* Records for the exercise:

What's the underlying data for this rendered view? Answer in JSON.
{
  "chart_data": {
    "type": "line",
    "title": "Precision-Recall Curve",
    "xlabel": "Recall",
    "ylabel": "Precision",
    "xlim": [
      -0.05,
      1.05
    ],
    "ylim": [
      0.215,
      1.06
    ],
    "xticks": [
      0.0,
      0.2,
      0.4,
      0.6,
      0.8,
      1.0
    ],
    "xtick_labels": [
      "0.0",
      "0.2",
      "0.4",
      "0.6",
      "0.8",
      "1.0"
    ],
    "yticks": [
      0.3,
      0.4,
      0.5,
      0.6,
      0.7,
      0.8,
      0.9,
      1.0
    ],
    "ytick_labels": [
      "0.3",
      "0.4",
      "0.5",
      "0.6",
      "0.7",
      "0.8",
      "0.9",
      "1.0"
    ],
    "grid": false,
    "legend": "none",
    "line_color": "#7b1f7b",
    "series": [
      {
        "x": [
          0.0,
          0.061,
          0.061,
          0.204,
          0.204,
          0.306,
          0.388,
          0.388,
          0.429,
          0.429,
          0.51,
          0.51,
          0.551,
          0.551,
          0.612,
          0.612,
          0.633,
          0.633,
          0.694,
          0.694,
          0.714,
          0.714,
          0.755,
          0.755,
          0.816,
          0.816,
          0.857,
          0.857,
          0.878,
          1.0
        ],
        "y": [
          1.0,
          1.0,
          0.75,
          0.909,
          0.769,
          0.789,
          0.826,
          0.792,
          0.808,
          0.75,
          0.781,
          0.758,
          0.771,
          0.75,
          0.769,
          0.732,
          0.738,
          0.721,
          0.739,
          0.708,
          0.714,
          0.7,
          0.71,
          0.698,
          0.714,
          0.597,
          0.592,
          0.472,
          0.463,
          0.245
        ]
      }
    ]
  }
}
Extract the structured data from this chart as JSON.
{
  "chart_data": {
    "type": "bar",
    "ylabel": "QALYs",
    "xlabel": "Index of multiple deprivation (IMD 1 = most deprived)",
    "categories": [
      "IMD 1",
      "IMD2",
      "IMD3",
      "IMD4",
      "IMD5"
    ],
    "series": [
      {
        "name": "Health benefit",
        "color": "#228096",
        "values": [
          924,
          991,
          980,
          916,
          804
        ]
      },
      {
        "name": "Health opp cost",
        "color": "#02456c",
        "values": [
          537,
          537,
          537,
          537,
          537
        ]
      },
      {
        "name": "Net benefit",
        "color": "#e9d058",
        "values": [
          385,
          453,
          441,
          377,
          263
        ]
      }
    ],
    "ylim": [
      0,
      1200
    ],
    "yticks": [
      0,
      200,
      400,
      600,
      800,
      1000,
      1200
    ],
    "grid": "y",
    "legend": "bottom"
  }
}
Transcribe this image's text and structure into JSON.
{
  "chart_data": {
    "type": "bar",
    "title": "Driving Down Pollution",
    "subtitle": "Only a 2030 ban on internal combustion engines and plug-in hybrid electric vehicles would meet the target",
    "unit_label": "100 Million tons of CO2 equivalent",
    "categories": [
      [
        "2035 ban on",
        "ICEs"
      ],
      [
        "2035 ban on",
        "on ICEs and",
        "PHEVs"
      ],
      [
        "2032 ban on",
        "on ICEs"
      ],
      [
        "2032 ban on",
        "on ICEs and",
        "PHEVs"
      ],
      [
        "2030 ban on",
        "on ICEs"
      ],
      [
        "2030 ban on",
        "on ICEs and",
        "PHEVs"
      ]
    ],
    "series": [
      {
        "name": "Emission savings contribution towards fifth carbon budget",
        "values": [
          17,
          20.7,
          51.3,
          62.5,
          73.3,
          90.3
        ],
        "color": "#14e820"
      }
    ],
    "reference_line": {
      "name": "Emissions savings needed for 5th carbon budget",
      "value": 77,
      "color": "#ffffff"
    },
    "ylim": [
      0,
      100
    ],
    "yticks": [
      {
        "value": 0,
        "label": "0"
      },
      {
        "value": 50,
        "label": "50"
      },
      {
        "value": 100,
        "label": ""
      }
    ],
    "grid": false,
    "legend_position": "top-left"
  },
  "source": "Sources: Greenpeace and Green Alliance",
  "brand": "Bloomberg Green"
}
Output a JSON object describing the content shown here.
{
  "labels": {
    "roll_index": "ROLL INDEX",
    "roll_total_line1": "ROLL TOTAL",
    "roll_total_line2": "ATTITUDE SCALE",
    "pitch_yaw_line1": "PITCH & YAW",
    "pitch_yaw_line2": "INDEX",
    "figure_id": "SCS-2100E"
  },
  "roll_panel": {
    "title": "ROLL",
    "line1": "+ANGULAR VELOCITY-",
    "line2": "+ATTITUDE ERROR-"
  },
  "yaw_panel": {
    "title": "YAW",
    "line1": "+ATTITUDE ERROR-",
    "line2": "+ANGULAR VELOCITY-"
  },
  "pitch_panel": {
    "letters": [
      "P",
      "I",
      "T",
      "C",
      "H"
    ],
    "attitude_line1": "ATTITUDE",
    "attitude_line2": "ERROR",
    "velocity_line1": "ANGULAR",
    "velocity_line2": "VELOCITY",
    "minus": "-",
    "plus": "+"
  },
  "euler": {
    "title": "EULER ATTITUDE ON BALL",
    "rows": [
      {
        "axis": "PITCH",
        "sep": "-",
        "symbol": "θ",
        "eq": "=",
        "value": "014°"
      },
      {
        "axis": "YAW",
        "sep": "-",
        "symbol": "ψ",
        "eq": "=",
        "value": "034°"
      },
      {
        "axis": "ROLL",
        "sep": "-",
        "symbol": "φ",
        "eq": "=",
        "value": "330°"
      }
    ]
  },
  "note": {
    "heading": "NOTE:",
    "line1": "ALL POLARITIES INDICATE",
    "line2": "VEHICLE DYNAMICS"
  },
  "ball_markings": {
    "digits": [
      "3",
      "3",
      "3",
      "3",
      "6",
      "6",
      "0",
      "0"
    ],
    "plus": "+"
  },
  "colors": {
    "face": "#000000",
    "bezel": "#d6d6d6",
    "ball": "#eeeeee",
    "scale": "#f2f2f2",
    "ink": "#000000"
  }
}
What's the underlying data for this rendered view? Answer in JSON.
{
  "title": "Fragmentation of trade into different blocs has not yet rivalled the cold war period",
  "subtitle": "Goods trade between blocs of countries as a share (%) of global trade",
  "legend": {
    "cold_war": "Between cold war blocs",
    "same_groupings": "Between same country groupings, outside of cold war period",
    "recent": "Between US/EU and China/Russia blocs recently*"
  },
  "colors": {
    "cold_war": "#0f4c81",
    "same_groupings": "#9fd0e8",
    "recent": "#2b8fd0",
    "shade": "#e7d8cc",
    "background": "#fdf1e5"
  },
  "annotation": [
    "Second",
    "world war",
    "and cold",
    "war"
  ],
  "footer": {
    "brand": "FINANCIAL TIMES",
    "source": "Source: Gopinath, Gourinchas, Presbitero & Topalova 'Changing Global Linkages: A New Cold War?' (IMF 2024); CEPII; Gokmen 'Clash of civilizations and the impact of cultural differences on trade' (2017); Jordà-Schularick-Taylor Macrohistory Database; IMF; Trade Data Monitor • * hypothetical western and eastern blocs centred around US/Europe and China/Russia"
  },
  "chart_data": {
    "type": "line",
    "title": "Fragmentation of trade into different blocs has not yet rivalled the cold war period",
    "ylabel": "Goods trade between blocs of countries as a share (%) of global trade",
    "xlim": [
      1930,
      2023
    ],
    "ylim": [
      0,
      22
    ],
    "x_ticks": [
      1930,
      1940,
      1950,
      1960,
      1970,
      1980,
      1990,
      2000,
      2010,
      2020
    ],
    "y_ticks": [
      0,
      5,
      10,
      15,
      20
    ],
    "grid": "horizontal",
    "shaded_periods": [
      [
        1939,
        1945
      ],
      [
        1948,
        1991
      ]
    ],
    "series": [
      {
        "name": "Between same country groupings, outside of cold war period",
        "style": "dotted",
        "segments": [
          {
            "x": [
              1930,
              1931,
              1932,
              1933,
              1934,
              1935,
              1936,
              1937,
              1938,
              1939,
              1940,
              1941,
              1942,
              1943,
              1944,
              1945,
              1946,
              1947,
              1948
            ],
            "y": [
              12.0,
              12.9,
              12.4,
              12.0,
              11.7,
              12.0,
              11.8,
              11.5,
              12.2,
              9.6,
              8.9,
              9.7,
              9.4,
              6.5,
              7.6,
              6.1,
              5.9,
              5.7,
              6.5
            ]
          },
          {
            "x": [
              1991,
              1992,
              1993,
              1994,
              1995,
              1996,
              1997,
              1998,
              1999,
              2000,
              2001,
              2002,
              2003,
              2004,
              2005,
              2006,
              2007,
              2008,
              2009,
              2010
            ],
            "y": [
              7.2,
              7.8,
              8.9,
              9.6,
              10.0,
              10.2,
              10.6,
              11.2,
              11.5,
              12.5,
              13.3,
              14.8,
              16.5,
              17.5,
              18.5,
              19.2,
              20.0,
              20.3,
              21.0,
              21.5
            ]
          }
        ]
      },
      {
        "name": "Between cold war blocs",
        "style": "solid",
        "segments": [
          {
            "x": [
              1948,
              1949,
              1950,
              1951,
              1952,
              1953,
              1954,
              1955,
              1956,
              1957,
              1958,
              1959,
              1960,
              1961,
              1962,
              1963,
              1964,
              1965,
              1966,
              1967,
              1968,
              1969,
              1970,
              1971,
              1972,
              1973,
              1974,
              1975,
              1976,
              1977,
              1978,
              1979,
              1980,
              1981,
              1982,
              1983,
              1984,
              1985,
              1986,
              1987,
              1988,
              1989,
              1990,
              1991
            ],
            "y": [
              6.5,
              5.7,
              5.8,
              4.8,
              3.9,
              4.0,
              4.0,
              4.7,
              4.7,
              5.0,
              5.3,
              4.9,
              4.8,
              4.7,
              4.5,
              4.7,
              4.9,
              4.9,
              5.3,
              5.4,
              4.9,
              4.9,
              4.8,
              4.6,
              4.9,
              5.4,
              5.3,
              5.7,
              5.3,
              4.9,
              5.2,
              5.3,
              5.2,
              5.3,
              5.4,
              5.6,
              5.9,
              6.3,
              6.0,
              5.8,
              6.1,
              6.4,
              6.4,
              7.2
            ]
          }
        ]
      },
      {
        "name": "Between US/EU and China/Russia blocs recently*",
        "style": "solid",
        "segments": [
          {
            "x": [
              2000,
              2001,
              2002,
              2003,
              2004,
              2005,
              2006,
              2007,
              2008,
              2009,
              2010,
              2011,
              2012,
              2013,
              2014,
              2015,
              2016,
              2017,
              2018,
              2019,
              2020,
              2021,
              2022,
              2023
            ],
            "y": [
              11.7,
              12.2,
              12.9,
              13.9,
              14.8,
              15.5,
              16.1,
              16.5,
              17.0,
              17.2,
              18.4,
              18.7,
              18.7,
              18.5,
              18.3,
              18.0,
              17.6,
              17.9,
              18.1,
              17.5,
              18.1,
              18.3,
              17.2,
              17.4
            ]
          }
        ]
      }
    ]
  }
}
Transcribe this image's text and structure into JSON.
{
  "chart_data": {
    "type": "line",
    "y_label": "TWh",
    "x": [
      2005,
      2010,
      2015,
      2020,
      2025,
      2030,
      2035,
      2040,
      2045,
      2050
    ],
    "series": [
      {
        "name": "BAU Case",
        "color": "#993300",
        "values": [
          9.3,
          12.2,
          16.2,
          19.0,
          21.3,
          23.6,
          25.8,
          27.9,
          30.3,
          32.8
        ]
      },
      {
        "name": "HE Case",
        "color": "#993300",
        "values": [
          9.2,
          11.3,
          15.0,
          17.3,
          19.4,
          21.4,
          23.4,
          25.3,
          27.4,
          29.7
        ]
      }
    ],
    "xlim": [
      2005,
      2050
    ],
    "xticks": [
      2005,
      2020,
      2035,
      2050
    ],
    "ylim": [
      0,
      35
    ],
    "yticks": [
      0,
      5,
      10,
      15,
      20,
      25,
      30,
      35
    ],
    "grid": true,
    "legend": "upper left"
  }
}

* Aim: For each line of the entries that includes "Recall", show that line.

* Output of the exercise:
    "title": "Precision-Recall Curve",
    "xlabel": "Recall",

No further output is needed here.